What is needed:
Write out the entire listing below exactly, with the pictures left out.

The input:
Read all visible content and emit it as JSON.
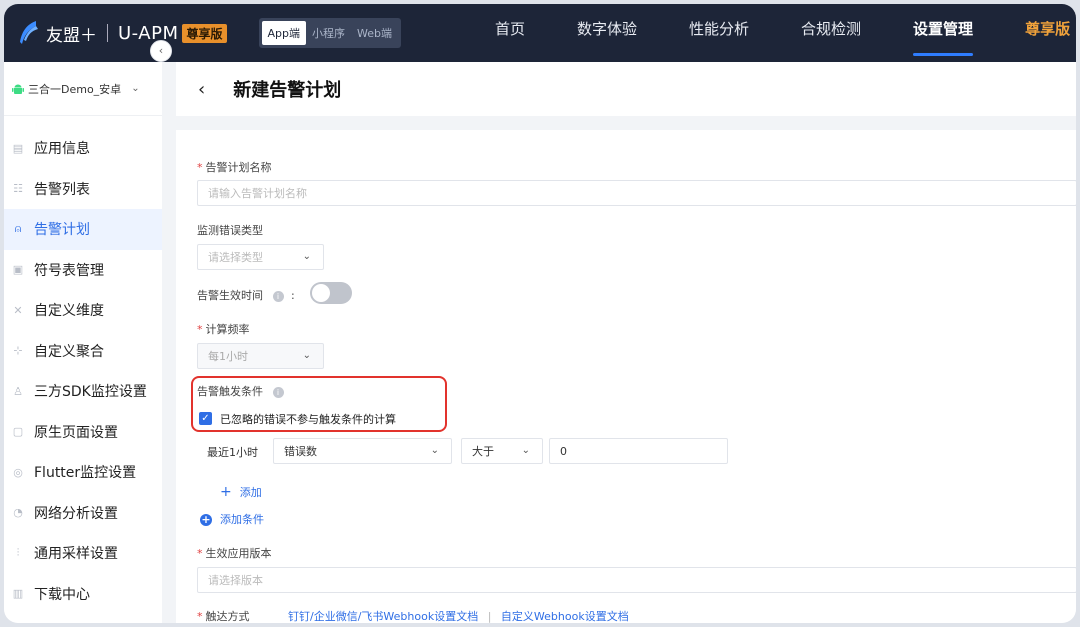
{
  "header": {
    "logo_text": "友盟＋",
    "product": "U-APM",
    "vip_badge": "尊享版",
    "platform_tabs": [
      "App端",
      "小程序",
      "Web端"
    ],
    "active_platform": "App端",
    "nav": [
      "首页",
      "数字体验",
      "性能分析",
      "合规检测",
      "设置管理",
      "尊享版"
    ],
    "active_nav": "设置管理"
  },
  "sidebar": {
    "app_name": "三合一Demo_安卓",
    "items": [
      {
        "label": "应用信息",
        "icon": "doc-icon"
      },
      {
        "label": "告警列表",
        "icon": "list-icon"
      },
      {
        "label": "告警计划",
        "icon": "alarm-icon"
      },
      {
        "label": "符号表管理",
        "icon": "symbol-icon"
      },
      {
        "label": "自定义维度",
        "icon": "dimension-icon"
      },
      {
        "label": "自定义聚合",
        "icon": "aggregate-icon"
      },
      {
        "label": "三方SDK监控设置",
        "icon": "user-icon"
      },
      {
        "label": "原生页面设置",
        "icon": "page-icon"
      },
      {
        "label": "Flutter监控设置",
        "icon": "flutter-icon"
      },
      {
        "label": "网络分析设置",
        "icon": "network-icon"
      },
      {
        "label": "通用采样设置",
        "icon": "sample-icon"
      },
      {
        "label": "下载中心",
        "icon": "download-icon"
      }
    ],
    "active_index": 2
  },
  "page": {
    "title": "新建告警计划"
  },
  "form": {
    "plan_name_label": "告警计划名称",
    "plan_name_placeholder": "请输入告警计划名称",
    "error_type_label": "监测错误类型",
    "error_type_placeholder": "请选择类型",
    "effective_time_label": "告警生效时间",
    "effective_time_colon": ":",
    "frequency_label": "计算频率",
    "frequency_value": "每1小时",
    "trigger_label": "告警触发条件",
    "ignore_checkbox_label": "已忽略的错误不参与触发条件的计算",
    "condition": {
      "period": "最近1小时",
      "metric": "错误数",
      "operator": "大于",
      "threshold": "0"
    },
    "add_label": "添加",
    "add_condition_label": "添加条件",
    "version_label": "生效应用版本",
    "version_placeholder": "请选择版本",
    "delivery_label": "触达方式",
    "doc_link_1": "钉钉/企业微信/飞书Webhook设置文档",
    "link_sep": "|",
    "doc_link_2": "自定义Webhook设置文档"
  },
  "colors": {
    "nav_bg": "#1d2538",
    "accent": "#2f6ee5",
    "vip": "#f0a23b",
    "highlight": "#e2332d"
  }
}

In response:
Read all visible content and emit it as JSON.
{
  "header": {
    "logo_text": "友盟＋",
    "product": "U-APM",
    "vip_badge": "尊享版",
    "platform_tabs": [
      "App端",
      "小程序",
      "Web端"
    ],
    "active_platform": "App端",
    "nav": [
      "首页",
      "数字体验",
      "性能分析",
      "合规检测",
      "设置管理",
      "尊享版"
    ],
    "active_nav": "设置管理"
  },
  "sidebar": {
    "app_name": "三合一Demo_安卓",
    "items": [
      {
        "label": "应用信息",
        "icon": "doc-icon"
      },
      {
        "label": "告警列表",
        "icon": "list-icon"
      },
      {
        "label": "告警计划",
        "icon": "alarm-icon"
      },
      {
        "label": "符号表管理",
        "icon": "symbol-icon"
      },
      {
        "label": "自定义维度",
        "icon": "dimension-icon"
      },
      {
        "label": "自定义聚合",
        "icon": "aggregate-icon"
      },
      {
        "label": "三方SDK监控设置",
        "icon": "user-icon"
      },
      {
        "label": "原生页面设置",
        "icon": "page-icon"
      },
      {
        "label": "Flutter监控设置",
        "icon": "flutter-icon"
      },
      {
        "label": "网络分析设置",
        "icon": "network-icon"
      },
      {
        "label": "通用采样设置",
        "icon": "sample-icon"
      },
      {
        "label": "下载中心",
        "icon": "download-icon"
      }
    ],
    "active_index": 2
  },
  "page": {
    "title": "新建告警计划"
  },
  "form": {
    "plan_name_label": "告警计划名称",
    "plan_name_placeholder": "请输入告警计划名称",
    "error_type_label": "监测错误类型",
    "error_type_placeholder": "请选择类型",
    "effective_time_label": "告警生效时间",
    "effective_time_colon": ":",
    "frequency_label": "计算频率",
    "frequency_value": "每1小时",
    "trigger_label": "告警触发条件",
    "ignore_checkbox_label": "已忽略的错误不参与触发条件的计算",
    "condition": {
      "period": "最近1小时",
      "metric": "错误数",
      "operator": "大于",
      "threshold": "0"
    },
    "add_label": "添加",
    "add_condition_label": "添加条件",
    "version_label": "生效应用版本",
    "version_placeholder": "请选择版本",
    "delivery_label": "触达方式",
    "doc_link_1": "钉钉/企业微信/飞书Webhook设置文档",
    "link_sep": "|",
    "doc_link_2": "自定义Webhook设置文档"
  },
  "colors": {
    "nav_bg": "#1d2538",
    "accent": "#2f6ee5",
    "vip": "#f0a23b",
    "highlight": "#e2332d"
  }
}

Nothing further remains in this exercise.